• **STATED EXERCISE**
Identify each line containing the word "JSON" and copy it.
─── EXTRACTED ENTRIES
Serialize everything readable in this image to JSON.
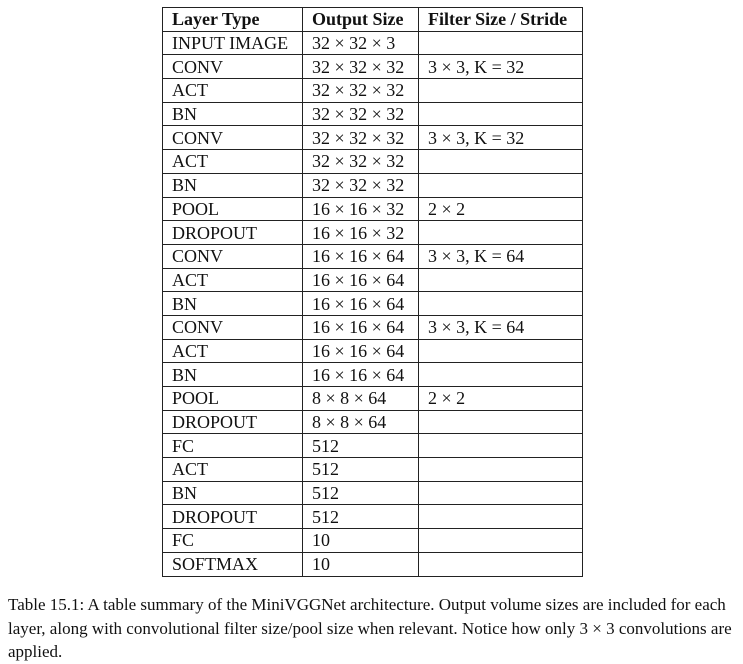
{
  "table": {
    "headers": [
      "Layer Type",
      "Output Size",
      "Filter Size / Stride"
    ],
    "rows": [
      [
        "INPUT IMAGE",
        "32 × 32 × 3",
        ""
      ],
      [
        "CONV",
        "32 × 32 × 32",
        "3 × 3, K = 32"
      ],
      [
        "ACT",
        "32 × 32 × 32",
        ""
      ],
      [
        "BN",
        "32 × 32 × 32",
        ""
      ],
      [
        "CONV",
        "32 × 32 × 32",
        "3 × 3, K = 32"
      ],
      [
        "ACT",
        "32 × 32 × 32",
        ""
      ],
      [
        "BN",
        "32 × 32 × 32",
        ""
      ],
      [
        "POOL",
        "16 × 16 × 32",
        "2 × 2"
      ],
      [
        "DROPOUT",
        "16 × 16 × 32",
        ""
      ],
      [
        "CONV",
        "16 × 16 × 64",
        "3 × 3, K = 64"
      ],
      [
        "ACT",
        "16 × 16 × 64",
        ""
      ],
      [
        "BN",
        "16 × 16 × 64",
        ""
      ],
      [
        "CONV",
        "16 × 16 × 64",
        "3 × 3, K = 64"
      ],
      [
        "ACT",
        "16 × 16 × 64",
        ""
      ],
      [
        "BN",
        "16 × 16 × 64",
        ""
      ],
      [
        "POOL",
        "8 × 8 × 64",
        "2 × 2"
      ],
      [
        "DROPOUT",
        "8 × 8 × 64",
        ""
      ],
      [
        "FC",
        "512",
        ""
      ],
      [
        "ACT",
        "512",
        ""
      ],
      [
        "BN",
        "512",
        ""
      ],
      [
        "DROPOUT",
        "512",
        ""
      ],
      [
        "FC",
        "10",
        ""
      ],
      [
        "SOFTMAX",
        "10",
        ""
      ]
    ]
  },
  "caption": "Table 15.1: A table summary of the MiniVGGNet architecture. Output volume sizes are included for each layer, along with convolutional filter size/pool size when relevant. Notice how only 3 × 3 convolutions are applied."
}
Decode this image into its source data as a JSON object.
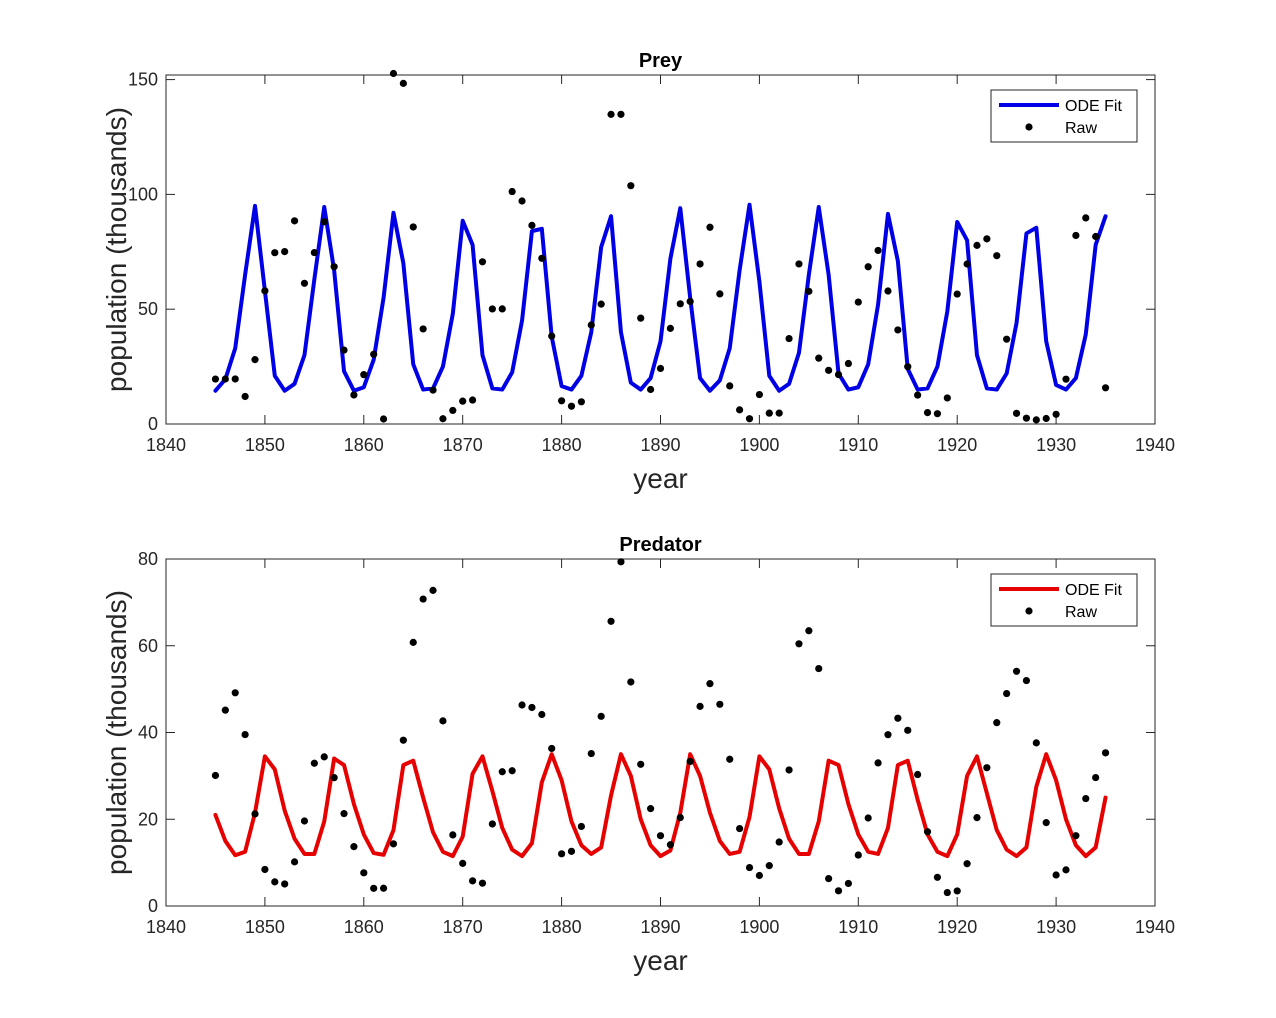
{
  "chart_data": [
    {
      "type": "line",
      "title": "Prey",
      "xlabel": "year",
      "ylabel": "population (thousands)",
      "xlim": [
        1840,
        1940
      ],
      "ylim": [
        0,
        152
      ],
      "xticks": [
        "1840",
        "1850",
        "1860",
        "1870",
        "1880",
        "1890",
        "1900",
        "1910",
        "1920",
        "1930",
        "1940"
      ],
      "yticks": [
        "0",
        "50",
        "100",
        "150"
      ],
      "legend": "top-right",
      "fit_color": "#0000e6",
      "series": [
        {
          "name": "ODE Fit",
          "style": "line",
          "x": [
            1845,
            1846,
            1847,
            1848,
            1849,
            1850,
            1851,
            1852,
            1853,
            1854,
            1855,
            1856,
            1857,
            1858,
            1859,
            1860,
            1861,
            1862,
            1863,
            1864,
            1865,
            1866,
            1867,
            1868,
            1869,
            1870,
            1871,
            1872,
            1873,
            1874,
            1875,
            1876,
            1877,
            1878,
            1879,
            1880,
            1881,
            1882,
            1883,
            1884,
            1885,
            1886,
            1887,
            1888,
            1889,
            1890,
            1891,
            1892,
            1893,
            1894,
            1895,
            1896,
            1897,
            1898,
            1899,
            1900,
            1901,
            1902,
            1903,
            1904,
            1905,
            1906,
            1907,
            1908,
            1909,
            1910,
            1911,
            1912,
            1913,
            1914,
            1915,
            1916,
            1917,
            1918,
            1919,
            1920,
            1921,
            1922,
            1923,
            1924,
            1925,
            1926,
            1927,
            1928,
            1929,
            1930,
            1931,
            1932,
            1933,
            1934,
            1935
          ],
          "y": [
            14.5,
            19.5,
            33,
            65,
            95,
            58,
            21,
            14.5,
            17.5,
            30,
            63,
            94.5,
            67,
            23,
            14.5,
            16,
            28,
            55,
            92,
            70,
            26,
            15,
            15.5,
            25,
            48,
            88.5,
            78,
            30,
            15.5,
            15,
            22.5,
            45,
            84,
            85,
            38,
            16.5,
            15,
            21,
            40,
            77,
            90.5,
            40,
            18,
            15,
            20,
            36,
            72,
            94,
            55,
            20,
            14.5,
            19,
            33,
            67,
            95.5,
            62,
            21,
            14.5,
            17.5,
            31,
            65,
            94.5,
            65,
            22,
            15,
            16,
            26,
            52,
            91.5,
            71,
            24,
            15,
            15.5,
            25,
            49,
            88,
            80,
            30,
            15.5,
            15,
            22,
            44,
            83,
            85.5,
            36,
            17,
            15,
            20,
            39,
            78,
            90.5
          ]
        },
        {
          "name": "Raw",
          "style": "markers",
          "x": [
            1845,
            1846,
            1847,
            1848,
            1849,
            1850,
            1851,
            1852,
            1853,
            1854,
            1855,
            1856,
            1857,
            1858,
            1859,
            1860,
            1861,
            1862,
            1863,
            1864,
            1865,
            1866,
            1867,
            1868,
            1869,
            1870,
            1871,
            1872,
            1873,
            1874,
            1875,
            1876,
            1877,
            1878,
            1879,
            1880,
            1881,
            1882,
            1883,
            1884,
            1885,
            1886,
            1887,
            1888,
            1889,
            1890,
            1891,
            1892,
            1893,
            1894,
            1895,
            1896,
            1897,
            1898,
            1899,
            1900,
            1901,
            1902,
            1903,
            1904,
            1905,
            1906,
            1907,
            1908,
            1909,
            1910,
            1911,
            1912,
            1913,
            1914,
            1915,
            1916,
            1917,
            1918,
            1919,
            1920,
            1921,
            1922,
            1923,
            1924,
            1925,
            1926,
            1927,
            1928,
            1929,
            1930,
            1931,
            1932,
            1933,
            1934,
            1935
          ],
          "y": [
            19.58,
            19.6,
            19.61,
            11.99,
            28.04,
            58,
            74.6,
            75.09,
            88.48,
            61.28,
            74.67,
            88.06,
            68.51,
            32.19,
            12.64,
            21.49,
            30.35,
            2.18,
            152.65,
            148.36,
            85.81,
            41.41,
            14.75,
            2.28,
            5.91,
            9.95,
            10.44,
            70.64,
            50.12,
            50.13,
            101.25,
            97.12,
            86.51,
            72.17,
            38.32,
            10.11,
            7.74,
            9.67,
            43.12,
            52.21,
            134.85,
            134.86,
            103.79,
            46.1,
            15.03,
            24.2,
            41.65,
            52.34,
            53.36,
            69.7,
            85.68,
            56.66,
            16.59,
            6.16,
            2.3,
            12.82,
            4.72,
            4.73,
            37.22,
            69.72,
            57.78,
            28.68,
            23.37,
            21.54,
            26.34,
            53.1,
            68.48,
            75.58,
            57.92,
            40.97,
            24.95,
            12.59,
            4.97,
            4.5,
            11.34,
            56.6,
            69.68,
            77.8,
            80.64,
            73.3,
            36.93,
            4.64,
            2.54,
            1.8,
            2.39,
            4.23,
            19.52,
            82.11,
            89.76,
            81.66,
            15.76
          ]
        }
      ]
    },
    {
      "type": "line",
      "title": "Predator",
      "xlabel": "year",
      "ylabel": "population (thousands)",
      "xlim": [
        1840,
        1940
      ],
      "ylim": [
        0,
        80
      ],
      "xticks": [
        "1840",
        "1850",
        "1860",
        "1870",
        "1880",
        "1890",
        "1900",
        "1910",
        "1920",
        "1930",
        "1940"
      ],
      "yticks": [
        "0",
        "20",
        "40",
        "60",
        "80"
      ],
      "legend": "top-right",
      "fit_color": "#e60000",
      "series": [
        {
          "name": "ODE Fit",
          "style": "line",
          "x": [
            1845,
            1846,
            1847,
            1848,
            1849,
            1850,
            1851,
            1852,
            1853,
            1854,
            1855,
            1856,
            1857,
            1858,
            1859,
            1860,
            1861,
            1862,
            1863,
            1864,
            1865,
            1866,
            1867,
            1868,
            1869,
            1870,
            1871,
            1872,
            1873,
            1874,
            1875,
            1876,
            1877,
            1878,
            1879,
            1880,
            1881,
            1882,
            1883,
            1884,
            1885,
            1886,
            1887,
            1888,
            1889,
            1890,
            1891,
            1892,
            1893,
            1894,
            1895,
            1896,
            1897,
            1898,
            1899,
            1900,
            1901,
            1902,
            1903,
            1904,
            1905,
            1906,
            1907,
            1908,
            1909,
            1910,
            1911,
            1912,
            1913,
            1914,
            1915,
            1916,
            1917,
            1918,
            1919,
            1920,
            1921,
            1922,
            1923,
            1924,
            1925,
            1926,
            1927,
            1928,
            1929,
            1930,
            1931,
            1932,
            1933,
            1934,
            1935
          ],
          "y": [
            21,
            15,
            11.7,
            12.5,
            21.5,
            34.5,
            31.5,
            22,
            15.5,
            12,
            12,
            19.5,
            34,
            32.5,
            23.5,
            16.5,
            12.2,
            11.8,
            17.5,
            32.5,
            33.5,
            25,
            17,
            12.5,
            11.5,
            16,
            30.5,
            34.5,
            26.5,
            18,
            13,
            11.5,
            14.5,
            28.5,
            35,
            29,
            19.5,
            14,
            12,
            13.5,
            25.5,
            35,
            30,
            20,
            14,
            11.5,
            12.8,
            21.5,
            35,
            30,
            21.5,
            15,
            12,
            12.5,
            20.5,
            34.5,
            31.5,
            22.5,
            15.5,
            12,
            12,
            19.5,
            33.5,
            32.5,
            23.5,
            16.5,
            12.5,
            12,
            18,
            32.5,
            33.5,
            24.5,
            16.5,
            12.5,
            11.5,
            16.5,
            30,
            34.5,
            26,
            17.5,
            13,
            11.5,
            13.5,
            27.5,
            35,
            29,
            20,
            14,
            11.5,
            13.5,
            25
          ]
        },
        {
          "name": "Raw",
          "style": "markers",
          "x": [
            1845,
            1846,
            1847,
            1848,
            1849,
            1850,
            1851,
            1852,
            1853,
            1854,
            1855,
            1856,
            1857,
            1858,
            1859,
            1860,
            1861,
            1862,
            1863,
            1864,
            1865,
            1866,
            1867,
            1868,
            1869,
            1870,
            1871,
            1872,
            1873,
            1874,
            1875,
            1876,
            1877,
            1878,
            1879,
            1880,
            1881,
            1882,
            1883,
            1884,
            1885,
            1886,
            1887,
            1888,
            1889,
            1890,
            1891,
            1892,
            1893,
            1894,
            1895,
            1896,
            1897,
            1898,
            1899,
            1900,
            1901,
            1902,
            1903,
            1904,
            1905,
            1906,
            1907,
            1908,
            1909,
            1910,
            1911,
            1912,
            1913,
            1914,
            1915,
            1916,
            1917,
            1918,
            1919,
            1920,
            1921,
            1922,
            1923,
            1924,
            1925,
            1926,
            1927,
            1928,
            1929,
            1930,
            1931,
            1932,
            1933,
            1934,
            1935
          ],
          "y": [
            30.09,
            45.15,
            49.15,
            39.52,
            21.23,
            8.42,
            5.56,
            5.08,
            10.17,
            19.6,
            32.91,
            34.38,
            29.59,
            21.3,
            13.69,
            7.65,
            4.08,
            4.09,
            14.33,
            38.22,
            60.78,
            70.77,
            72.77,
            42.68,
            16.39,
            9.83,
            5.8,
            5.26,
            18.91,
            30.95,
            31.18,
            46.34,
            45.77,
            44.15,
            36.33,
            12.03,
            12.6,
            18.34,
            35.14,
            43.73,
            65.64,
            79.35,
            51.65,
            32.67,
            22.45,
            16.21,
            14.12,
            20.38,
            33.33,
            46.02,
            51.26,
            46.5,
            33.83,
            17.85,
            8.86,
            7.03,
            9.31,
            14.75,
            31.36,
            60.45,
            63.46,
            54.74,
            6.32,
            3.5,
            5.2,
            11.75,
            20.29,
            32.99,
            39.5,
            43.29,
            40.5,
            30.31,
            17.12,
            6.62,
            3.1,
            3.47,
            9.75,
            20.38,
            31.88,
            42.27,
            48.98,
            54.11,
            51.98,
            37.61,
            19.22,
            7.15,
            8.33,
            16.2,
            24.77,
            29.61,
            35.31
          ]
        }
      ]
    }
  ]
}
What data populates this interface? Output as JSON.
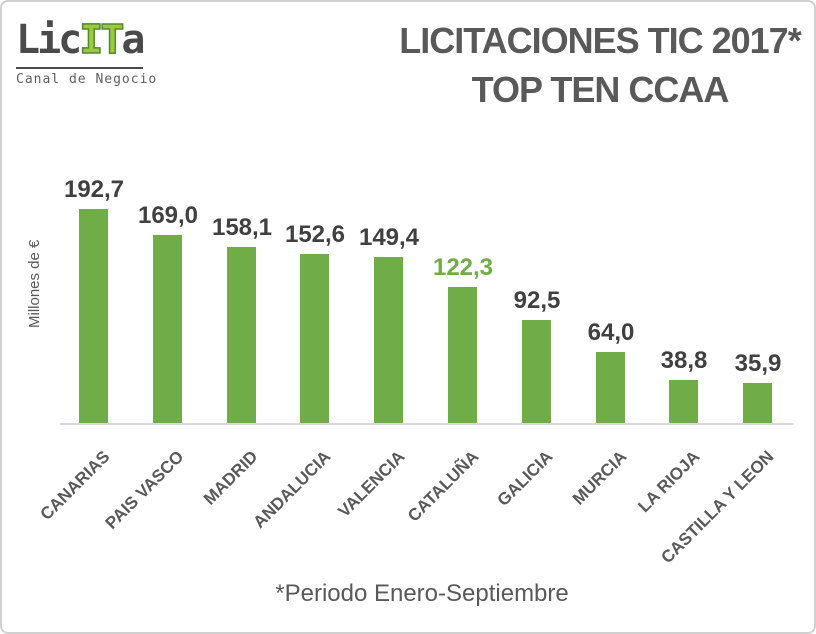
{
  "logo": {
    "text_prefix": "Lic",
    "text_highlight": "IT",
    "text_suffix": "a",
    "subtitle": "Canal de Negocio"
  },
  "title": {
    "line1": "LICITACIONES TIC 2017*",
    "line2": "TOP TEN CCAA"
  },
  "colors": {
    "bar": "#70ad47",
    "highlight_label": "#70ad47",
    "value_label": "#404040",
    "text_gray": "#595959",
    "logo_dark": "#4a4a4a",
    "logo_green": "#9bcb3c",
    "axis_line": "#d9d9d9"
  },
  "chart_data": {
    "type": "bar",
    "title": "LICITACIONES TIC 2017* TOP TEN CCAA",
    "ylabel": "Millones de €",
    "xlabel": "",
    "categories": [
      "CANARIAS",
      "PAIS VASCO",
      "MADRID",
      "ANDALUCIA",
      "VALENCIA",
      "CATALUÑA",
      "GALICIA",
      "MURCIA",
      "LA RIOJA",
      "CASTILLA Y LEON"
    ],
    "values": [
      192.7,
      169.0,
      158.1,
      152.6,
      149.4,
      122.3,
      92.5,
      64.0,
      38.8,
      35.9
    ],
    "value_labels": [
      "192,7",
      "169,0",
      "158,1",
      "152,6",
      "149,4",
      "122,3",
      "92,5",
      "64,0",
      "38,8",
      "35,9"
    ],
    "highlight_index": 5,
    "ylim": [
      0,
      200
    ],
    "grid": false,
    "legend": false,
    "footnote": "*Periodo Enero-Septiembre"
  }
}
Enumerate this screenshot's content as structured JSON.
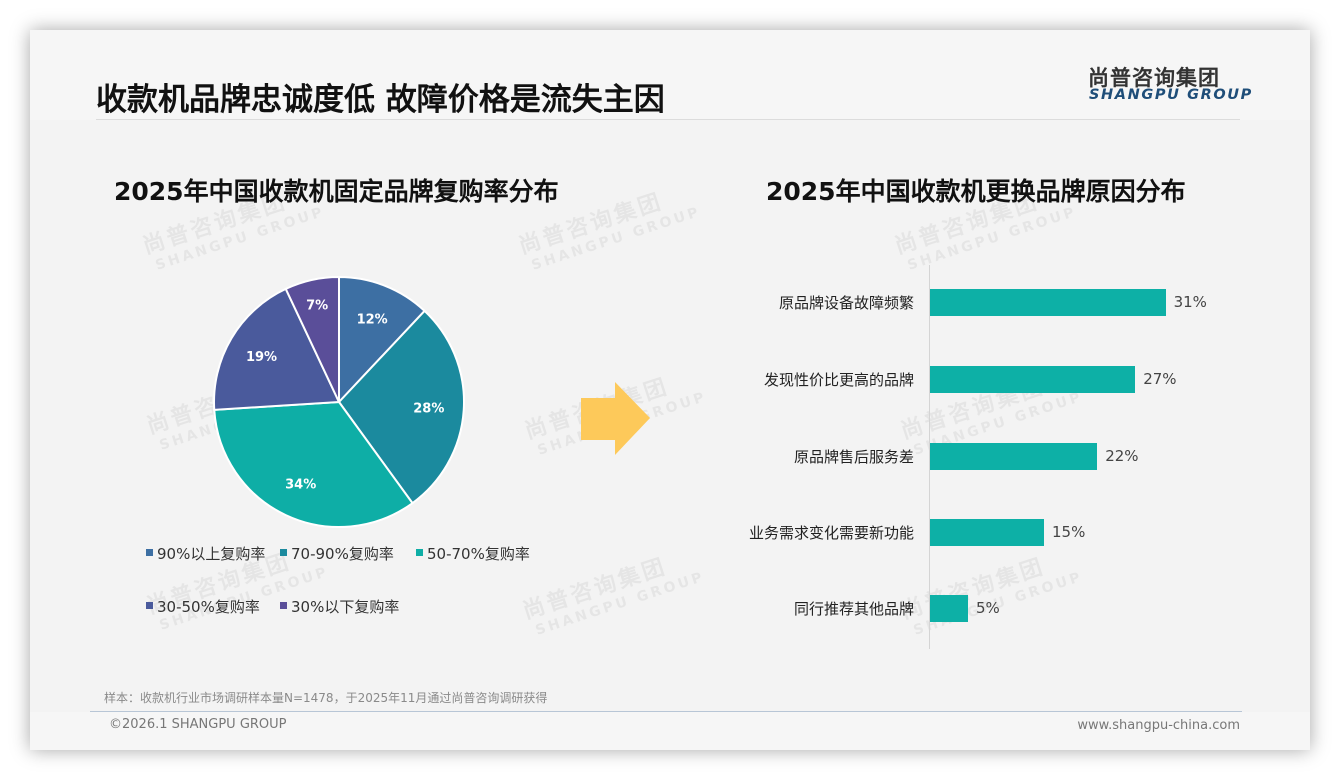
{
  "header": {
    "title": "收款机品牌忠诚度低 故障价格是流失主因",
    "logo_cn": "尚普咨询集团",
    "logo_en": "SHANGPU GROUP"
  },
  "watermark": {
    "cn": "尚普咨询集团",
    "en": "SHANGPU GROUP"
  },
  "colors": {
    "pie": [
      "#3d6fa3",
      "#1b8a9e",
      "#0eaea6",
      "#4a5a9c",
      "#5a4e99"
    ],
    "bar": "#0db0a6",
    "arrow": "#fdc95a",
    "logo_en": "#1f4e79"
  },
  "chart_data": [
    {
      "type": "pie",
      "title": "2025年中国收款机固定品牌复购率分布",
      "categories": [
        "90%以上复购率",
        "70-90%复购率",
        "50-70%复购率",
        "30-50%复购率",
        "30%以下复购率"
      ],
      "values": [
        12,
        28,
        34,
        19,
        7
      ],
      "labels": [
        "12%",
        "28%",
        "34%",
        "19%",
        "7%"
      ],
      "legend_position": "bottom"
    },
    {
      "type": "bar",
      "orientation": "horizontal",
      "title": "2025年中国收款机更换品牌原因分布",
      "categories": [
        "原品牌设备故障频繁",
        "发现性价比更高的品牌",
        "原品牌售后服务差",
        "业务需求变化需要新功能",
        "同行推荐其他品牌"
      ],
      "values": [
        31,
        27,
        22,
        15,
        5
      ],
      "labels": [
        "31%",
        "27%",
        "22%",
        "15%",
        "5%"
      ],
      "unit": "%",
      "grid": false
    }
  ],
  "footer": {
    "note": "样本：收款机行业市场调研样本量N=1478，于2025年11月通过尚普咨询调研获得",
    "copyright": "©2026.1 SHANGPU GROUP",
    "website": "www.shangpu-china.com"
  }
}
──────
• **WRITTEN SOLUTION**
Serialize everything readable in this image to JSON.
Decode this image into its source data as a JSON object.
What data populates this interface? Output as JSON.
Enumerate this screenshot's content as structured JSON.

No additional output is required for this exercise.